- SUPPLIED MATERIAL -
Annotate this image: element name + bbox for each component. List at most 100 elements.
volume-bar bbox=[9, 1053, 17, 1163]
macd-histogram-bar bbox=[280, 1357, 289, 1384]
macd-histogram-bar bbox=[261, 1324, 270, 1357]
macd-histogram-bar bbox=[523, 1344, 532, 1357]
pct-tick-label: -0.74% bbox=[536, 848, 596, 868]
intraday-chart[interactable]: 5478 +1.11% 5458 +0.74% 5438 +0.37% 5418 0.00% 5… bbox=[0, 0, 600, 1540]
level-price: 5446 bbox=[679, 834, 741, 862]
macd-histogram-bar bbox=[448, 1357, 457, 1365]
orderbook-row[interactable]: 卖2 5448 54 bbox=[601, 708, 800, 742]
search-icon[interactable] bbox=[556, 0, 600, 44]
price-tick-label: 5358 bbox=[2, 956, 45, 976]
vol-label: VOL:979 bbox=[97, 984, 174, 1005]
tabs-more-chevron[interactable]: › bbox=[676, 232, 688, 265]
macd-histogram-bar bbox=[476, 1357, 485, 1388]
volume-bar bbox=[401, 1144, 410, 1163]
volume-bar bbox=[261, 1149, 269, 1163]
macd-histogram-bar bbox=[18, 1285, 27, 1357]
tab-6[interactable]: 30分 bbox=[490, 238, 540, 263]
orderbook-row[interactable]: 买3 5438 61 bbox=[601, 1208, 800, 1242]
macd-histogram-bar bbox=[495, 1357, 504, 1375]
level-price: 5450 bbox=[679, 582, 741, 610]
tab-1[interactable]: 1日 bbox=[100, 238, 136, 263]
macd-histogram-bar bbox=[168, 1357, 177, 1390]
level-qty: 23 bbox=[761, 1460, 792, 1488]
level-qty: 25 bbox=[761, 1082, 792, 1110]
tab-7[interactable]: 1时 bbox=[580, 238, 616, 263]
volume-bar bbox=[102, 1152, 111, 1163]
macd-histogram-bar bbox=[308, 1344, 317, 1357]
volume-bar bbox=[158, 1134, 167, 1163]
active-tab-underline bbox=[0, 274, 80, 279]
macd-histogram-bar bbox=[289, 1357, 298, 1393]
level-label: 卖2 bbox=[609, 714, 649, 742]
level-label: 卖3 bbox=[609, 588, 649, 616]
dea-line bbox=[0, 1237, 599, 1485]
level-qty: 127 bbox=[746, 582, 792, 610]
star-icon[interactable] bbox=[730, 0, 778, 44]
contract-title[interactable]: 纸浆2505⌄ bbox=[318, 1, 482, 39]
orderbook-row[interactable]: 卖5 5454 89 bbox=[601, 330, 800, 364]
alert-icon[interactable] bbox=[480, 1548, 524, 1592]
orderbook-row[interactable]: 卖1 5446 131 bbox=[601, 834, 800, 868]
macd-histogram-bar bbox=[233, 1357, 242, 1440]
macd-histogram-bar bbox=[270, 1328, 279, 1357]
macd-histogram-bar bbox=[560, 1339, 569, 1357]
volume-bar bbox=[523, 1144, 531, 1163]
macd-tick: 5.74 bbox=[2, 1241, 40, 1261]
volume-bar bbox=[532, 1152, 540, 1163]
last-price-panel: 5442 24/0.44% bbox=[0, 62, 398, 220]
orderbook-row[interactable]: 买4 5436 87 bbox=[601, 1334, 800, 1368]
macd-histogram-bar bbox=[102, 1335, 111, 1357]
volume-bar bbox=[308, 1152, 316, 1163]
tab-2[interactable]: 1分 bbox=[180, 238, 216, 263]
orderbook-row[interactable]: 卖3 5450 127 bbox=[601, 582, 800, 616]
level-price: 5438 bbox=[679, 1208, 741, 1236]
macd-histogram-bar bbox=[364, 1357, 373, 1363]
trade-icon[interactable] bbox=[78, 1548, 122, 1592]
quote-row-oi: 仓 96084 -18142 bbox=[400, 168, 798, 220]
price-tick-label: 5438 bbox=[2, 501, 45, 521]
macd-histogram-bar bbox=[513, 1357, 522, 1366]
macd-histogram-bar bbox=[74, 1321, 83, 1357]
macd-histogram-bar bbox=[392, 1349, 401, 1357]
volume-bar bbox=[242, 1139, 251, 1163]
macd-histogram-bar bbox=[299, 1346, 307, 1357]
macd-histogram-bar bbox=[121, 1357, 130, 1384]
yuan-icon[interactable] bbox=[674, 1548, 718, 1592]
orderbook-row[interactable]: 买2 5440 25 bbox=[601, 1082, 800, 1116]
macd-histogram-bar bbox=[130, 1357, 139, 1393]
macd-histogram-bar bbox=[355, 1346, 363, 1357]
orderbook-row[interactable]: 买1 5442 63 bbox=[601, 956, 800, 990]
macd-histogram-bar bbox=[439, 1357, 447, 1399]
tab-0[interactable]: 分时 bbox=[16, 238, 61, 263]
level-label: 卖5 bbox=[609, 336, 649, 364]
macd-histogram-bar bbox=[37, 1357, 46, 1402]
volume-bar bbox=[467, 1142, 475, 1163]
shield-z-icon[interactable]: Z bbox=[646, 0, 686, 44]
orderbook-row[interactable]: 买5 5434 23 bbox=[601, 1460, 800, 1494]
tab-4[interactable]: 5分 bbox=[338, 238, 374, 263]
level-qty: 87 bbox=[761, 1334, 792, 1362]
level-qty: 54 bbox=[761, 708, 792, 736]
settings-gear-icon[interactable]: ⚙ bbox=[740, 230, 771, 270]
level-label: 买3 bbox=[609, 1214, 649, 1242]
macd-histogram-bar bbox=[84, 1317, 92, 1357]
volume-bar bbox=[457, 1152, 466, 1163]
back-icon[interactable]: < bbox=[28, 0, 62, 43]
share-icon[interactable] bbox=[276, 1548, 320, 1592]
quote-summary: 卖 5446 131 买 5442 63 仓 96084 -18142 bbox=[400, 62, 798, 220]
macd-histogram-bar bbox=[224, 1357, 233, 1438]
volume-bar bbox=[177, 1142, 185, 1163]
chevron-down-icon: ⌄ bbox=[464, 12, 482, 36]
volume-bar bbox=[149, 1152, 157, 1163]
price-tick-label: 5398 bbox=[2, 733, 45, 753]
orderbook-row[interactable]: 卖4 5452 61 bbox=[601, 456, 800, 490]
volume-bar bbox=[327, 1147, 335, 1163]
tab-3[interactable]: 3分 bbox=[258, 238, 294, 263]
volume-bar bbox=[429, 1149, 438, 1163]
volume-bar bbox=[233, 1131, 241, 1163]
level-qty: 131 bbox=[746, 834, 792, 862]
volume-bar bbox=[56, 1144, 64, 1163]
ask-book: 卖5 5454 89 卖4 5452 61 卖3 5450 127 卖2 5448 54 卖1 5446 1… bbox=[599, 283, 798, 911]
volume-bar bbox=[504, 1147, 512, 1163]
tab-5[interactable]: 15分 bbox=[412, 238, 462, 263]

- EXERCISE DESCRIPTION -
Rewrite the listing above, swapping every "level-qty" for "level-quantity" and leaving everything else unchanged.

- FINAL ANSWER -
Annotate this image: element name + bbox for each component. List at most 100 elements.
volume-bar bbox=[9, 1053, 17, 1163]
macd-histogram-bar bbox=[280, 1357, 289, 1384]
macd-histogram-bar bbox=[261, 1324, 270, 1357]
macd-histogram-bar bbox=[523, 1344, 532, 1357]
pct-tick-label: -0.74% bbox=[536, 848, 596, 868]
intraday-chart[interactable]: 5478 +1.11% 5458 +0.74% 5438 +0.37% 5418 0.00% 5… bbox=[0, 0, 600, 1540]
level-price: 5446 bbox=[679, 834, 741, 862]
macd-histogram-bar bbox=[448, 1357, 457, 1365]
orderbook-row[interactable]: 卖2 5448 54 bbox=[601, 708, 800, 742]
search-icon[interactable] bbox=[556, 0, 600, 44]
price-tick-label: 5358 bbox=[2, 956, 45, 976]
vol-label: VOL:979 bbox=[97, 984, 174, 1005]
tabs-more-chevron[interactable]: › bbox=[676, 232, 688, 265]
macd-histogram-bar bbox=[476, 1357, 485, 1388]
volume-bar bbox=[401, 1144, 410, 1163]
volume-bar bbox=[261, 1149, 269, 1163]
macd-histogram-bar bbox=[18, 1285, 27, 1357]
tab-6[interactable]: 30分 bbox=[490, 238, 540, 263]
orderbook-row[interactable]: 买3 5438 61 bbox=[601, 1208, 800, 1242]
macd-histogram-bar bbox=[495, 1357, 504, 1375]
level-price: 5450 bbox=[679, 582, 741, 610]
tab-1[interactable]: 1日 bbox=[100, 238, 136, 263]
macd-histogram-bar bbox=[168, 1357, 177, 1390]
level-quantity: 23 bbox=[761, 1460, 792, 1488]
level-quantity: 25 bbox=[761, 1082, 792, 1110]
tab-7[interactable]: 1时 bbox=[580, 238, 616, 263]
volume-bar bbox=[102, 1152, 111, 1163]
macd-histogram-bar bbox=[308, 1344, 317, 1357]
volume-bar bbox=[158, 1134, 167, 1163]
active-tab-underline bbox=[0, 274, 80, 279]
macd-histogram-bar bbox=[289, 1357, 298, 1393]
level-label: 卖2 bbox=[609, 714, 649, 742]
level-label: 卖3 bbox=[609, 588, 649, 616]
dea-line bbox=[0, 1237, 599, 1485]
level-quantity: 127 bbox=[746, 582, 792, 610]
star-icon[interactable] bbox=[730, 0, 778, 44]
contract-title[interactable]: 纸浆2505⌄ bbox=[318, 1, 482, 39]
orderbook-row[interactable]: 卖5 5454 89 bbox=[601, 330, 800, 364]
alert-icon[interactable] bbox=[480, 1548, 524, 1592]
orderbook-row[interactable]: 卖1 5446 131 bbox=[601, 834, 800, 868]
macd-histogram-bar bbox=[233, 1357, 242, 1440]
macd-histogram-bar bbox=[270, 1328, 279, 1357]
macd-histogram-bar bbox=[560, 1339, 569, 1357]
volume-bar bbox=[523, 1144, 531, 1163]
macd-tick: 5.74 bbox=[2, 1241, 40, 1261]
volume-bar bbox=[532, 1152, 540, 1163]
last-price-panel: 5442 24/0.44% bbox=[0, 62, 398, 220]
orderbook-row[interactable]: 买4 5436 87 bbox=[601, 1334, 800, 1368]
macd-histogram-bar bbox=[102, 1335, 111, 1357]
volume-bar bbox=[308, 1152, 316, 1163]
tab-2[interactable]: 1分 bbox=[180, 238, 216, 263]
orderbook-row[interactable]: 卖3 5450 127 bbox=[601, 582, 800, 616]
level-price: 5438 bbox=[679, 1208, 741, 1236]
macd-histogram-bar bbox=[364, 1357, 373, 1363]
trade-icon[interactable] bbox=[78, 1548, 122, 1592]
quote-row-oi: 仓 96084 -18142 bbox=[400, 168, 798, 220]
price-tick-label: 5438 bbox=[2, 501, 45, 521]
macd-histogram-bar bbox=[513, 1357, 522, 1366]
macd-histogram-bar bbox=[74, 1321, 83, 1357]
macd-histogram-bar bbox=[392, 1349, 401, 1357]
volume-bar bbox=[242, 1139, 251, 1163]
macd-histogram-bar bbox=[299, 1346, 307, 1357]
macd-histogram-bar bbox=[121, 1357, 130, 1384]
yuan-icon[interactable] bbox=[674, 1548, 718, 1592]
orderbook-row[interactable]: 买2 5440 25 bbox=[601, 1082, 800, 1116]
macd-histogram-bar bbox=[130, 1357, 139, 1393]
macd-histogram-bar bbox=[355, 1346, 363, 1357]
orderbook-row[interactable]: 买1 5442 63 bbox=[601, 956, 800, 990]
macd-histogram-bar bbox=[439, 1357, 447, 1399]
tab-0[interactable]: 分时 bbox=[16, 238, 61, 263]
level-label: 卖5 bbox=[609, 336, 649, 364]
macd-histogram-bar bbox=[37, 1357, 46, 1402]
volume-bar bbox=[467, 1142, 475, 1163]
shield-z-icon[interactable]: Z bbox=[646, 0, 686, 44]
orderbook-row[interactable]: 买5 5434 23 bbox=[601, 1460, 800, 1494]
tab-4[interactable]: 5分 bbox=[338, 238, 374, 263]
level-quantity: 87 bbox=[761, 1334, 792, 1362]
level-quantity: 54 bbox=[761, 708, 792, 736]
settings-gear-icon[interactable]: ⚙ bbox=[740, 230, 771, 270]
level-label: 买3 bbox=[609, 1214, 649, 1242]
macd-histogram-bar bbox=[84, 1317, 92, 1357]
volume-bar bbox=[457, 1152, 466, 1163]
back-icon[interactable]: < bbox=[28, 0, 62, 43]
share-icon[interactable] bbox=[276, 1548, 320, 1592]
quote-summary: 卖 5446 131 买 5442 63 仓 96084 -18142 bbox=[400, 62, 798, 220]
macd-histogram-bar bbox=[224, 1357, 233, 1438]
volume-bar bbox=[177, 1142, 185, 1163]
chevron-down-icon: ⌄ bbox=[464, 12, 482, 36]
volume-bar bbox=[149, 1152, 157, 1163]
price-tick-label: 5398 bbox=[2, 733, 45, 753]
orderbook-row[interactable]: 卖4 5452 61 bbox=[601, 456, 800, 490]
volume-bar bbox=[327, 1147, 335, 1163]
tab-3[interactable]: 3分 bbox=[258, 238, 294, 263]
volume-bar bbox=[429, 1149, 438, 1163]
volume-bar bbox=[233, 1131, 241, 1163]
level-quantity: 131 bbox=[746, 834, 792, 862]
volume-bar bbox=[56, 1144, 64, 1163]
ask-book: 卖5 5454 89 卖4 5452 61 卖3 5450 127 卖2 5448 54 卖1 5446 1… bbox=[599, 283, 798, 911]
volume-bar bbox=[504, 1147, 512, 1163]
tab-5[interactable]: 15分 bbox=[412, 238, 462, 263]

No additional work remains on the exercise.